Could you rewrite every line of the records below as a numbered list, leaving out any blank lines?

▸ INPUT DATA

......

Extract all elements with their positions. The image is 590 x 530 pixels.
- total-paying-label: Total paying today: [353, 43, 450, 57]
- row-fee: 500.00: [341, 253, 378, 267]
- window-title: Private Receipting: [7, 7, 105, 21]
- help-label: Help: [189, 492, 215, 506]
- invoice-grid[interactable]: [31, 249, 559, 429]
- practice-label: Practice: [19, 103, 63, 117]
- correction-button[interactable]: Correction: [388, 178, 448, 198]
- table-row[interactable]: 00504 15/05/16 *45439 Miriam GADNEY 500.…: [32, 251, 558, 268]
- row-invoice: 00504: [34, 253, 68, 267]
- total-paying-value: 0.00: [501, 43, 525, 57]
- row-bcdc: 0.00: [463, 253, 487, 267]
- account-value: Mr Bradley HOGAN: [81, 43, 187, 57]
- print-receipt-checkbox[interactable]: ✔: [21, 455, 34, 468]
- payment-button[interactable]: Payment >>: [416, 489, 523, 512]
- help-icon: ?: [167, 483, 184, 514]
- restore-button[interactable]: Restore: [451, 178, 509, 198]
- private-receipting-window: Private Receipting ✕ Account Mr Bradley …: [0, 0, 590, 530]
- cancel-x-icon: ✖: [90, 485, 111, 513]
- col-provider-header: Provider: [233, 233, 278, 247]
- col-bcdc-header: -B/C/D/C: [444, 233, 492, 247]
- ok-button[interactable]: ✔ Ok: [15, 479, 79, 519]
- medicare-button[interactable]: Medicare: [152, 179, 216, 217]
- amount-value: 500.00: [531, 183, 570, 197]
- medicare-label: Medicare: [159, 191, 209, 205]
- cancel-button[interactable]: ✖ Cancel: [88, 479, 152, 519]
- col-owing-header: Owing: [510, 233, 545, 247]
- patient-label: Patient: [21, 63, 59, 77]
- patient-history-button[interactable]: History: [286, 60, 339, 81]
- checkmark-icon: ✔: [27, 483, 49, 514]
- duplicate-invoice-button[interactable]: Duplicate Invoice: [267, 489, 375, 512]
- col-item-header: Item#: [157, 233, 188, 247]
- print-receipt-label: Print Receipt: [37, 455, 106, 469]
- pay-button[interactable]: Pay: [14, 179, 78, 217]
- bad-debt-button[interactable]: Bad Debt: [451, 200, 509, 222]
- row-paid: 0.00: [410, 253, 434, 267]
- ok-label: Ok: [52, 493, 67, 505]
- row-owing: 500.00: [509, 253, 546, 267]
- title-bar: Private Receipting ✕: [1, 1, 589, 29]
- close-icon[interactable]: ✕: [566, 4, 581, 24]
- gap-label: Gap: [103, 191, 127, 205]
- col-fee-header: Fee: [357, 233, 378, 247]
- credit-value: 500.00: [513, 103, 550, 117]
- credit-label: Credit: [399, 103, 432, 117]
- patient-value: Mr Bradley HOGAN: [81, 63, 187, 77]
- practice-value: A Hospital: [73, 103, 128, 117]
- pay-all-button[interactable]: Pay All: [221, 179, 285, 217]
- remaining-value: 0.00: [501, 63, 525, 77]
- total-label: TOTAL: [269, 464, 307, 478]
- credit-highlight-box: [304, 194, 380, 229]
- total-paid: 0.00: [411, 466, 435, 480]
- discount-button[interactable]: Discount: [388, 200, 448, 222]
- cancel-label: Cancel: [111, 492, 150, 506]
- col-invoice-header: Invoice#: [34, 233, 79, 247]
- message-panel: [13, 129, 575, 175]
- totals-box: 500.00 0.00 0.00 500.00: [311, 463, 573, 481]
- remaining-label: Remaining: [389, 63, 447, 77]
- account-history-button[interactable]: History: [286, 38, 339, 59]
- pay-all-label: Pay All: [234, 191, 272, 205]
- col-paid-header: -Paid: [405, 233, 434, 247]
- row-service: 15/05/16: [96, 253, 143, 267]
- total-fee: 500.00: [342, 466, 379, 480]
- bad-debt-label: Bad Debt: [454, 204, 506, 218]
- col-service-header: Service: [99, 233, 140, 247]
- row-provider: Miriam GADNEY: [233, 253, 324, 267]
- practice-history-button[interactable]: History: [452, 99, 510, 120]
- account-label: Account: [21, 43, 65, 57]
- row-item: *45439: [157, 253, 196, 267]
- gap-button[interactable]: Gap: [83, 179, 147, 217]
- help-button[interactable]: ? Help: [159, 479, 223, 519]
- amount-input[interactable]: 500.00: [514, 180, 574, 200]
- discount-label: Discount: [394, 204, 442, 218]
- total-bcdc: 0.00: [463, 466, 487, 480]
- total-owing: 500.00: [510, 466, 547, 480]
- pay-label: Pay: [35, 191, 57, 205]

......

▸ ANSWER TO THE EXERCISE
1. Extract all elements with their positions. The image is 590 x 530 pixels.
2. - total-paying-label: Total paying today: [353, 43, 450, 57]
3. - row-fee: 500.00: [341, 253, 378, 267]
4. - window-title: Private Receipting: [7, 7, 105, 21]
5. - help-label: Help: [189, 492, 215, 506]
6. - invoice-grid[interactable]: [31, 249, 559, 429]
7. - practice-label: Practice: [19, 103, 63, 117]
8. - correction-button[interactable]: Correction: [388, 178, 448, 198]
9. - table-row[interactable]: 00504 15/05/16 *45439 Miriam GADNEY 500.…: [32, 251, 558, 268]
10. - row-invoice: 00504: [34, 253, 68, 267]
11. - total-paying-value: 0.00: [501, 43, 525, 57]
12. - row-bcdc: 0.00: [463, 253, 487, 267]
13. - account-value: Mr Bradley HOGAN: [81, 43, 187, 57]
14. - print-receipt-checkbox[interactable]: ✔: [21, 455, 34, 468]
15. - payment-button[interactable]: Payment >>: [416, 489, 523, 512]
16. - help-icon: ?: [167, 483, 184, 514]
17. - restore-button[interactable]: Restore: [451, 178, 509, 198]
18. - private-receipting-window: Private Receipting ✕ Account Mr Bradley …: [0, 0, 590, 530]
19. - cancel-x-icon: ✖: [90, 485, 111, 513]
20. - col-provider-header: Provider: [233, 233, 278, 247]
21. - col-bcdc-header: -B/C/D/C: [444, 233, 492, 247]
22. - ok-button[interactable]: ✔ Ok: [15, 479, 79, 519]
23. - medicare-button[interactable]: Medicare: [152, 179, 216, 217]
24. - amount-value: 500.00: [531, 183, 570, 197]
25. - medicare-label: Medicare: [159, 191, 209, 205]
26. - cancel-button[interactable]: ✖ Cancel: [88, 479, 152, 519]
27. - col-owing-header: Owing: [510, 233, 545, 247]
28. - patient-label: Patient: [21, 63, 59, 77]
29. - patient-history-button[interactable]: History: [286, 60, 339, 81]
30. - checkmark-icon: ✔: [27, 483, 49, 514]
31. - duplicate-invoice-button[interactable]: Duplicate Invoice: [267, 489, 375, 512]
32. - col-item-header: Item#: [157, 233, 188, 247]
33. - print-receipt-label: Print Receipt: [37, 455, 106, 469]
34. - pay-button[interactable]: Pay: [14, 179, 78, 217]
35. - bad-debt-button[interactable]: Bad Debt: [451, 200, 509, 222]
36. - row-paid: 0.00: [410, 253, 434, 267]
37. - ok-label: Ok: [52, 493, 67, 505]
38. - row-owing: 500.00: [509, 253, 546, 267]
39. - title-bar: Private Receipting ✕: [1, 1, 589, 29]
40. - close-icon[interactable]: ✕: [566, 4, 581, 24]
41. - gap-label: Gap: [103, 191, 127, 205]
42. - col-fee-header: Fee: [357, 233, 378, 247]
43. - credit-value: 500.00: [513, 103, 550, 117]
44. - credit-label: Credit: [399, 103, 432, 117]
45. - patient-value: Mr Bradley HOGAN: [81, 63, 187, 77]
46. - practice-value: A Hospital: [73, 103, 128, 117]
47. - pay-all-button[interactable]: Pay All: [221, 179, 285, 217]
48. - remaining-value: 0.00: [501, 63, 525, 77]
49. - total-label: TOTAL: [269, 464, 307, 478]
50. - credit-highlight-box: [304, 194, 380, 229]
51. - total-paid: 0.00: [411, 466, 435, 480]
52. - discount-button[interactable]: Discount: [388, 200, 448, 222]
53. - cancel-label: Cancel: [111, 492, 150, 506]
54. - col-invoice-header: Invoice#: [34, 233, 79, 247]
55. - message-panel: [13, 129, 575, 175]
56. - totals-box: 500.00 0.00 0.00 500.00: [311, 463, 573, 481]
57. - remaining-label: Remaining: [389, 63, 447, 77]
58. - account-history-button[interactable]: History: [286, 38, 339, 59]
59. - pay-all-label: Pay All: [234, 191, 272, 205]
60. - col-paid-header: -Paid: [405, 233, 434, 247]
61. - row-service: 15/05/16: [96, 253, 143, 267]
62. - total-fee: 500.00: [342, 466, 379, 480]
63. - bad-debt-label: Bad Debt: [454, 204, 506, 218]
64. - col-service-header: Service: [99, 233, 140, 247]
65. - row-provider: Miriam GADNEY: [233, 253, 324, 267]
66. - practice-history-button[interactable]: History: [452, 99, 510, 120]
67. - account-label: Account: [21, 43, 65, 57]
68. - row-item: *45439: [157, 253, 196, 267]
69. - gap-button[interactable]: Gap: [83, 179, 147, 217]
70. - help-button[interactable]: ? Help: [159, 479, 223, 519]
71. - amount-input[interactable]: 500.00: [514, 180, 574, 200]
72. - discount-label: Discount: [394, 204, 442, 218]
73. - total-bcdc: 0.00: [463, 466, 487, 480]
74. - total-owing: 500.00: [510, 466, 547, 480]
75. - pay-label: Pay: [35, 191, 57, 205]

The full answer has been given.